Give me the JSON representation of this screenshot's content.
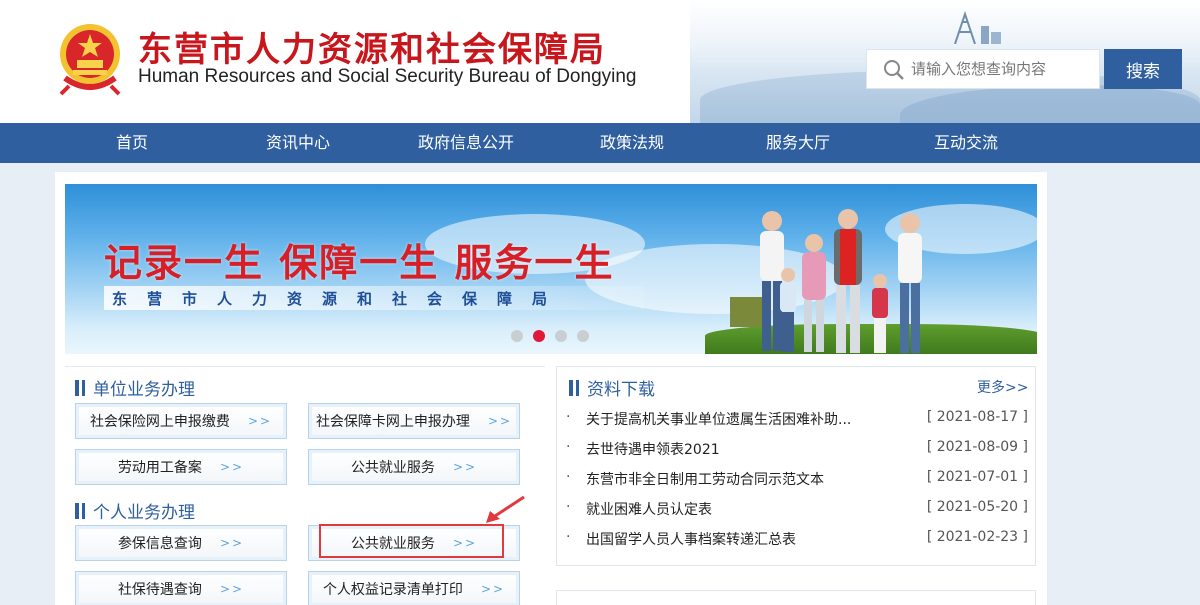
{
  "header": {
    "title_cn": "东营市人力资源和社会保障局",
    "title_en": "Human Resources and Social Security Bureau of Dongying",
    "search_placeholder": "请输入您想查询内容",
    "search_button": "搜索"
  },
  "nav": {
    "items": [
      "首页",
      "资讯中心",
      "政府信息公开",
      "政策法规",
      "服务大厅",
      "互动交流"
    ]
  },
  "banner": {
    "slogan": "记录一生 保障一生 服务一生",
    "subtitle": "东营市人力资源和社会保障局",
    "active_slide": 2,
    "slide_count": 4
  },
  "unit_services": {
    "heading": "单位业务办理",
    "items": [
      "社会保险网上申报缴费",
      "社会保障卡网上申报办理",
      "劳动用工备案",
      "公共就业服务"
    ]
  },
  "personal_services": {
    "heading": "个人业务办理",
    "items": [
      "参保信息查询",
      "公共就业服务",
      "社保待遇查询",
      "个人权益记录清单打印"
    ]
  },
  "arrow_text": ">>",
  "downloads": {
    "heading": "资料下载",
    "more": "更多>>",
    "items": [
      {
        "title": "关于提高机关事业单位遗属生活困难补助...",
        "date": "[ 2021-08-17 ]"
      },
      {
        "title": "去世待遇申领表2021",
        "date": "[ 2021-08-09 ]"
      },
      {
        "title": "东营市非全日制用工劳动合同示范文本",
        "date": "[ 2021-07-01 ]"
      },
      {
        "title": "就业困难人员认定表",
        "date": "[ 2021-05-20 ]"
      },
      {
        "title": "出国留学人员人事档案转递汇总表",
        "date": "[ 2021-02-23 ]"
      }
    ]
  },
  "colors": {
    "brand_red": "#c8161d",
    "nav_blue": "#2f5f9f",
    "highlight_red": "#e0393e"
  }
}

THE REQUEST. Locate all lines in the listing above with the word "东营市人力资源和社会保障局" and copy them.

FINAL ANSWER.
    "title_cn": "东营市人力资源和社会保障局",
    "subtitle": "东营市人力资源和社会保障局",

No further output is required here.